◆ **BRIEF**: Copy out the final stretch of the listing: the line that contains "Output the text content of this document." and all lines after it, exactly as they appear.

◆ **DATA PROVIDED**:
=====

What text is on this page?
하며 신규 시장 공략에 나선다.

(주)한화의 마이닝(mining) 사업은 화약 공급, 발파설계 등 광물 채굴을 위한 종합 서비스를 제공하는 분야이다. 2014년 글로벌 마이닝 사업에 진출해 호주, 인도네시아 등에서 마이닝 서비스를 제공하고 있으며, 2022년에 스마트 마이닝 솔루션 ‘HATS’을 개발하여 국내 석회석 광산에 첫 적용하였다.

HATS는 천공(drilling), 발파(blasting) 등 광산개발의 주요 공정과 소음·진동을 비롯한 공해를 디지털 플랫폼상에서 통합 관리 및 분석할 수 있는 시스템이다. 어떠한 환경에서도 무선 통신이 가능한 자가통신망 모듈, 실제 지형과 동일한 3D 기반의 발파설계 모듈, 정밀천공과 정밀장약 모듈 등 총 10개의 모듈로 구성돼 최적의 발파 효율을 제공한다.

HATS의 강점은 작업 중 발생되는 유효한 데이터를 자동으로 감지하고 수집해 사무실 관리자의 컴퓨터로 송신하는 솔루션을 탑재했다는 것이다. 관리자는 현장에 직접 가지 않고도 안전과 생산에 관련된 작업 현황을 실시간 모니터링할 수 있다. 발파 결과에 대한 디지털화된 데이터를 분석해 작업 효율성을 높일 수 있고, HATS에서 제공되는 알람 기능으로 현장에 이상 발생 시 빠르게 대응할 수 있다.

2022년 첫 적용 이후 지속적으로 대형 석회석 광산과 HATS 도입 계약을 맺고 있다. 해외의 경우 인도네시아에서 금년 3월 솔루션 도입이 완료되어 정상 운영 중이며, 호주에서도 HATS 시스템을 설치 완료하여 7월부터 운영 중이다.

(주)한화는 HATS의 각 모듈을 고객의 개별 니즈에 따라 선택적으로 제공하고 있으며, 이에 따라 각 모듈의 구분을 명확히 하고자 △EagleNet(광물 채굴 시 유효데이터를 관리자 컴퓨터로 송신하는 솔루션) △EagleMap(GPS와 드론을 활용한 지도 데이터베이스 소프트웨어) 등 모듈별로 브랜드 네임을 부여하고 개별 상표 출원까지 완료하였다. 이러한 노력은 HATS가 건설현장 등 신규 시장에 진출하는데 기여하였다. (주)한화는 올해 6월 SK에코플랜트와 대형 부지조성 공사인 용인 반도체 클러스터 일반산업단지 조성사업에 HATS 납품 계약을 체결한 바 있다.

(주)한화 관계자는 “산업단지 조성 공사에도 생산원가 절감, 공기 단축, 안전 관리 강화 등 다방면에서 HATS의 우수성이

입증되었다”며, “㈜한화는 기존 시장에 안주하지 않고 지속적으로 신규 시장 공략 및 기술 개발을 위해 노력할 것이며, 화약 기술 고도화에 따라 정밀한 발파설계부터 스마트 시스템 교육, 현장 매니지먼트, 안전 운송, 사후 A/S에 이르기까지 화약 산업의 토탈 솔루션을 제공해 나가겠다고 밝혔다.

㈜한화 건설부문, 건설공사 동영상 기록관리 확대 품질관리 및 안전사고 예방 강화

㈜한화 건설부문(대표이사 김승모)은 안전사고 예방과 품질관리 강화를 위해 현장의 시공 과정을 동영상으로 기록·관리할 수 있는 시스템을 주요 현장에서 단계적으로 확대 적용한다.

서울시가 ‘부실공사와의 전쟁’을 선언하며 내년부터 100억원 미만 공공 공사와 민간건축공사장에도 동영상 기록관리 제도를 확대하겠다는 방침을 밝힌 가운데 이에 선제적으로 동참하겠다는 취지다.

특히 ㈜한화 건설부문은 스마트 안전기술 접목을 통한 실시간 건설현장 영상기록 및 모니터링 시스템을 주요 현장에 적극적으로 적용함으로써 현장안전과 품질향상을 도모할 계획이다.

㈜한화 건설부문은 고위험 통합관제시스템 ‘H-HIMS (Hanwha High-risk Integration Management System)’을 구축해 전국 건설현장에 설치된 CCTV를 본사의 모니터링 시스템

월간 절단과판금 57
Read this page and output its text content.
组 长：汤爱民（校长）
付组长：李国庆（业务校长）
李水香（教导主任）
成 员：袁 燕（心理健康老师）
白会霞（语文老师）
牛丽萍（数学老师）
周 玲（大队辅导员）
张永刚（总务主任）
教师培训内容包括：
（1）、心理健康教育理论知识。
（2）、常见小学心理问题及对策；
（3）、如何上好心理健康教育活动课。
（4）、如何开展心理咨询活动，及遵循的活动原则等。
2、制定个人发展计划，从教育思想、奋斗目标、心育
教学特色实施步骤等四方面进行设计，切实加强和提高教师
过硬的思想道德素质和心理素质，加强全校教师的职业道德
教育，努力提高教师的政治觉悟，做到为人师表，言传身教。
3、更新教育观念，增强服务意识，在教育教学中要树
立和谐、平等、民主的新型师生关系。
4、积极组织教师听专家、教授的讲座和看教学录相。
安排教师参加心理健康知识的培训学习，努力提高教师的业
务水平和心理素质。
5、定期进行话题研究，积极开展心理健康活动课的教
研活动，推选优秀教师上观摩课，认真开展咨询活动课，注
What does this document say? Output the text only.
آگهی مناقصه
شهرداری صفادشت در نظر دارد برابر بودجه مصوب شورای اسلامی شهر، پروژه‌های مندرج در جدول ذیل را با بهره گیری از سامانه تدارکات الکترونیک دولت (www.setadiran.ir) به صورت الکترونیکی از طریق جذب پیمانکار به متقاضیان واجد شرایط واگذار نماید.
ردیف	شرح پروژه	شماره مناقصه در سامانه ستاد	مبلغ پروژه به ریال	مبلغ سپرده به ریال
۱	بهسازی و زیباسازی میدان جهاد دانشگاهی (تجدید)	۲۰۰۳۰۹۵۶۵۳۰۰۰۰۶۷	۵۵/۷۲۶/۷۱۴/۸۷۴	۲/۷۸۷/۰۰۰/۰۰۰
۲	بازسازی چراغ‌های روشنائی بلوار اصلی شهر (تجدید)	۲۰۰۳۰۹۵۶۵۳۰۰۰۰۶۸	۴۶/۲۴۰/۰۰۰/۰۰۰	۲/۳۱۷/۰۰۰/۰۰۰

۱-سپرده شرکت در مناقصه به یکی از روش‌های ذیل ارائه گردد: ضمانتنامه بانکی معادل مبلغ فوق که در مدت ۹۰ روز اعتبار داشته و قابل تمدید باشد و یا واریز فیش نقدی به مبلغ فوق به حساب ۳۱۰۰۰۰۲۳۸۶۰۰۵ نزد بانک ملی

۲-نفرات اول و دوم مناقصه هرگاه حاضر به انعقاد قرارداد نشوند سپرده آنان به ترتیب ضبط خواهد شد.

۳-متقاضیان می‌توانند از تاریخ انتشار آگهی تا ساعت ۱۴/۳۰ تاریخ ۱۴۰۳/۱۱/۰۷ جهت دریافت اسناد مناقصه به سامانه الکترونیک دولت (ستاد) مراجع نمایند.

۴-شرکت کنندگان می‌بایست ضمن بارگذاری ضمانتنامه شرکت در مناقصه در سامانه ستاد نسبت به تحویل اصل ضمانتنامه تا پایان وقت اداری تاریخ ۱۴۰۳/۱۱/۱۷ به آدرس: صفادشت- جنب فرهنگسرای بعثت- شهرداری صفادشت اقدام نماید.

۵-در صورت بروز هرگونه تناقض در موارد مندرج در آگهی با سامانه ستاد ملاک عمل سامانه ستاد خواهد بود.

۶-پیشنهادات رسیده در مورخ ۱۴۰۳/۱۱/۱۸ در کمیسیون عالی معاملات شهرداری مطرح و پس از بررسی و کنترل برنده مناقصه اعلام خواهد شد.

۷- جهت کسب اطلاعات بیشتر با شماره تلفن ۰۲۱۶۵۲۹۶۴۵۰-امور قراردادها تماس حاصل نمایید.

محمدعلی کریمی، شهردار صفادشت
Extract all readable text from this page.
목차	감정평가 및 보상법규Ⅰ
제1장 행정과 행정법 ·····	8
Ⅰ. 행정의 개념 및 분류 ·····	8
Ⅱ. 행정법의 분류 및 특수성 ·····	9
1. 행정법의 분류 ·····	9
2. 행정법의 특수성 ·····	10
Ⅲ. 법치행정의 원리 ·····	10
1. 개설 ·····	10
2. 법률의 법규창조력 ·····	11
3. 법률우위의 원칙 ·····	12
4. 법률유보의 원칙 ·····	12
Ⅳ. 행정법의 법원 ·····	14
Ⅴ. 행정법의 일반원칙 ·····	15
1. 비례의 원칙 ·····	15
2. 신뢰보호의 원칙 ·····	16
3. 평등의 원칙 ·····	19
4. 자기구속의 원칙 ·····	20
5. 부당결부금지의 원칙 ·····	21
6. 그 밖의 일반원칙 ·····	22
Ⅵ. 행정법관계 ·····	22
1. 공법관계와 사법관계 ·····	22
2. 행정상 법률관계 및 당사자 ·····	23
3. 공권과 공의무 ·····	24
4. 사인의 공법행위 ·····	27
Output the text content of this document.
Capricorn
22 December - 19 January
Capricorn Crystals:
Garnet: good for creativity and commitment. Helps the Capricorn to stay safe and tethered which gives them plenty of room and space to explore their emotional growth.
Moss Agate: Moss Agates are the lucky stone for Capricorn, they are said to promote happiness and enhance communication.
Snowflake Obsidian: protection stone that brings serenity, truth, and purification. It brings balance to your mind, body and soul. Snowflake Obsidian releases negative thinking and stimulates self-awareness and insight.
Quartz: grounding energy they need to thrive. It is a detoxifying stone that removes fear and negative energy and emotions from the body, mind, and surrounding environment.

=====

◆ **EXERCISE RESPONSE**:
Output the text content of this document.
Capricorn
22 December - 19 January
Capricorn Crystals:
Garnet: good for creativity and commitment. Helps the Capricorn to stay safe and tethered which gives them plenty of room and space to explore their emotional growth.
Moss Agate: Moss Agates are the lucky stone for Capricorn, they are said to promote happiness and enhance communication.
Snowflake Obsidian: protection stone that brings serenity, truth, and purification. It brings balance to your mind, body and soul. Snowflake Obsidian releases negative thinking and stimulates self-awareness and insight.
Quartz: grounding energy they need to thrive. It is a detoxifying stone that removes fear and negative energy and emotions from the body, mind, and surrounding environment.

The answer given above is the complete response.